### Entries from a dataset
--------

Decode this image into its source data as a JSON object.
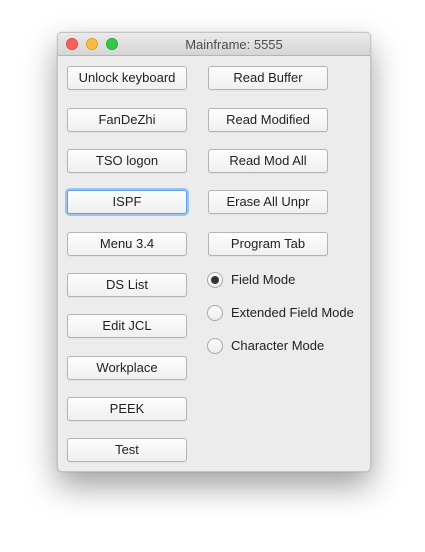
{
  "window": {
    "title": "Mainframe: 5555"
  },
  "left_buttons": [
    {
      "label": "Unlock keyboard"
    },
    {
      "label": "FanDeZhi"
    },
    {
      "label": "TSO logon"
    },
    {
      "label": "ISPF"
    },
    {
      "label": "Menu 3.4"
    },
    {
      "label": "DS List"
    },
    {
      "label": "Edit JCL"
    },
    {
      "label": "Workplace"
    },
    {
      "label": "PEEK"
    },
    {
      "label": "Test"
    }
  ],
  "right_buttons": [
    {
      "label": "Read Buffer"
    },
    {
      "label": "Read Modified"
    },
    {
      "label": "Read Mod All"
    },
    {
      "label": "Erase All Unpr"
    },
    {
      "label": "Program Tab"
    }
  ],
  "modes": [
    {
      "label": "Field Mode",
      "selected": true
    },
    {
      "label": "Extended Field Mode",
      "selected": false
    },
    {
      "label": "Character Mode",
      "selected": false
    }
  ],
  "colors": {
    "focus_ring": "#5fa2e8",
    "close": "#fc605c",
    "minimize": "#fdbc40",
    "zoom": "#34c84a"
  }
}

--------

### Directive
Print all of the entries word for word. Omit the pictures they contain.

### Result of the task
Decode this image into its source data as a JSON object.
{
  "window": {
    "title": "Mainframe: 5555"
  },
  "left_buttons": [
    {
      "label": "Unlock keyboard"
    },
    {
      "label": "FanDeZhi"
    },
    {
      "label": "TSO logon"
    },
    {
      "label": "ISPF"
    },
    {
      "label": "Menu 3.4"
    },
    {
      "label": "DS List"
    },
    {
      "label": "Edit JCL"
    },
    {
      "label": "Workplace"
    },
    {
      "label": "PEEK"
    },
    {
      "label": "Test"
    }
  ],
  "right_buttons": [
    {
      "label": "Read Buffer"
    },
    {
      "label": "Read Modified"
    },
    {
      "label": "Read Mod All"
    },
    {
      "label": "Erase All Unpr"
    },
    {
      "label": "Program Tab"
    }
  ],
  "modes": [
    {
      "label": "Field Mode",
      "selected": true
    },
    {
      "label": "Extended Field Mode",
      "selected": false
    },
    {
      "label": "Character Mode",
      "selected": false
    }
  ],
  "colors": {
    "focus_ring": "#5fa2e8",
    "close": "#fc605c",
    "minimize": "#fdbc40",
    "zoom": "#34c84a"
  }
}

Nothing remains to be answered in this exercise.